## WHAT TO WORK ON:
Continue the forum thread about a falling-out with an ex-friend at work, starting right after its last sentence.

## TEXT:
I am so angry right now she is carrying on this little pathetic charade and I know she will do the same thing as this morning and leave me to walk on my own, what the hell did i do wrong other than disagree with something????????? I'm in tears right now and I have got such a headache from all the stress I really want to just completely get rid of her but life at work would be so difficult if I did, I'm kinda stuck with this pathetic drama queen and I'm really frustrated!!!

Sorry, just had to get that off my chest :'( i just feel so annoyed with myself that I let any of them in my life in the first place, and I know she will twist it with everyone at work saying I'm not talking to her because of the "ex-friend" - all the guys fancy her and all the girls think she's cool, so if anyone took sides they would certainly make my life not worth living, i'm absolutely sure of it. What a mess!!!!! :(

Stressball x

Re: Ex-friend causing me a headache!

PostPosted: Mon Oct 05, 2009 10:56 pm
by captainf
If I was you i'd just ask her outright why shes being so offish with you. That way you'll get a real reason and wont have to worry about it and get upset.
Also you dont have to jump through hoops to impressive anyone. If they cant accept you for you, then forget them.

Re: Ex-friend causing me a headache!

PostPosted: Tue Oct 06, 2009 10:52 am
by dipsydoodlenoodle
So how was the walk into work today?

She might have been off with you because you blew her off at dinner time on Monday (I know she blew you off in the morning but don't play games by going now we are even); maybe she was upset about something herself? There are loads of reasons why she could have been off-ish with you.

## EXTRACTED INFORMATION:
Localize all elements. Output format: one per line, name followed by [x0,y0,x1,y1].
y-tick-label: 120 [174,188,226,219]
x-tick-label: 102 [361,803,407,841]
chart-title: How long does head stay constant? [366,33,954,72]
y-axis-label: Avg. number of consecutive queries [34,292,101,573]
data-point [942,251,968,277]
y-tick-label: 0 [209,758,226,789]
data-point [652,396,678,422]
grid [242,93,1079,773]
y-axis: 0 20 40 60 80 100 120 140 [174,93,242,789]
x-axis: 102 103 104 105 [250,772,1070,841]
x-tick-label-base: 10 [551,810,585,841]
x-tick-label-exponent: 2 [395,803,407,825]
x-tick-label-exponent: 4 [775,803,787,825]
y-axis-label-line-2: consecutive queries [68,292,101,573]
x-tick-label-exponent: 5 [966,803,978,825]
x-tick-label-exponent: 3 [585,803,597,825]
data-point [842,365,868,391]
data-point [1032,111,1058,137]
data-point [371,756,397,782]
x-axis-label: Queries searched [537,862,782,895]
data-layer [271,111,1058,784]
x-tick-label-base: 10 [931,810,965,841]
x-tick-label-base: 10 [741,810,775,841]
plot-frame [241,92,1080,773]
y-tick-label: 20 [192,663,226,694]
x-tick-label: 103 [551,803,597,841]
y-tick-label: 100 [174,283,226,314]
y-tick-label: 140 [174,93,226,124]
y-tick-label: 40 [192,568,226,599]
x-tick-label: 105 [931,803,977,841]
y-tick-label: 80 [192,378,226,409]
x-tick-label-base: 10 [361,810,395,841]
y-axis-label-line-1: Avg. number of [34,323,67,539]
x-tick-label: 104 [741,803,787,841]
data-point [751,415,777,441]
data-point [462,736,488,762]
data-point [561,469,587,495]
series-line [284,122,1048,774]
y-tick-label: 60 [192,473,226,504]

## REPLY:
Re: Ex-friend causing me a headache!

PostPosted: Tue Oct 06, 2009 7:03 pm
by stressball
Hey Captain F & Dipsydoodlenoodle,

The walk in was a bit awkward at first, I sent her a message to check we were meeting and she didnt reply, so I decided to turn up there anyway and I saw her, thats when I came straight out with "so why are you annoyed with me then" and she replied "why do you keep asking that for goodness sake" and I said "maybe it's because of the one-worded texts you sent me last night" and she went very very quiet so I said "If this is to do with the (ex-friend) thing then...." and she replied "i've said to you before, do what you want, you are an adult, make your own decisions and I'll make mine" which I said was very similar to what I was going to say. She then went on to say that since the chance meeting friday night with the ex-friend (and also said she was pushed into it by the other friend!!) that the ex-friend hasnt replied to 2 messages she has sent since then and I think she is feeling annoyed at herself for thinking the ex-friend being genuine.

It's been a bit of a struggle after that to talk to her, she is still quite "offish" with me, I guess it's because of what happened yesterday, I'm feeling that she is really annoyed with me still even though she is talking, but I dont think I should say sorry, after all "i am an adult and i should do what i want" !!!!

Thank you all for listening and giving your opinion, hopefully things will get better, but at the moment who knows :(

Stressball x

Re: Ex-friend causing me a headache!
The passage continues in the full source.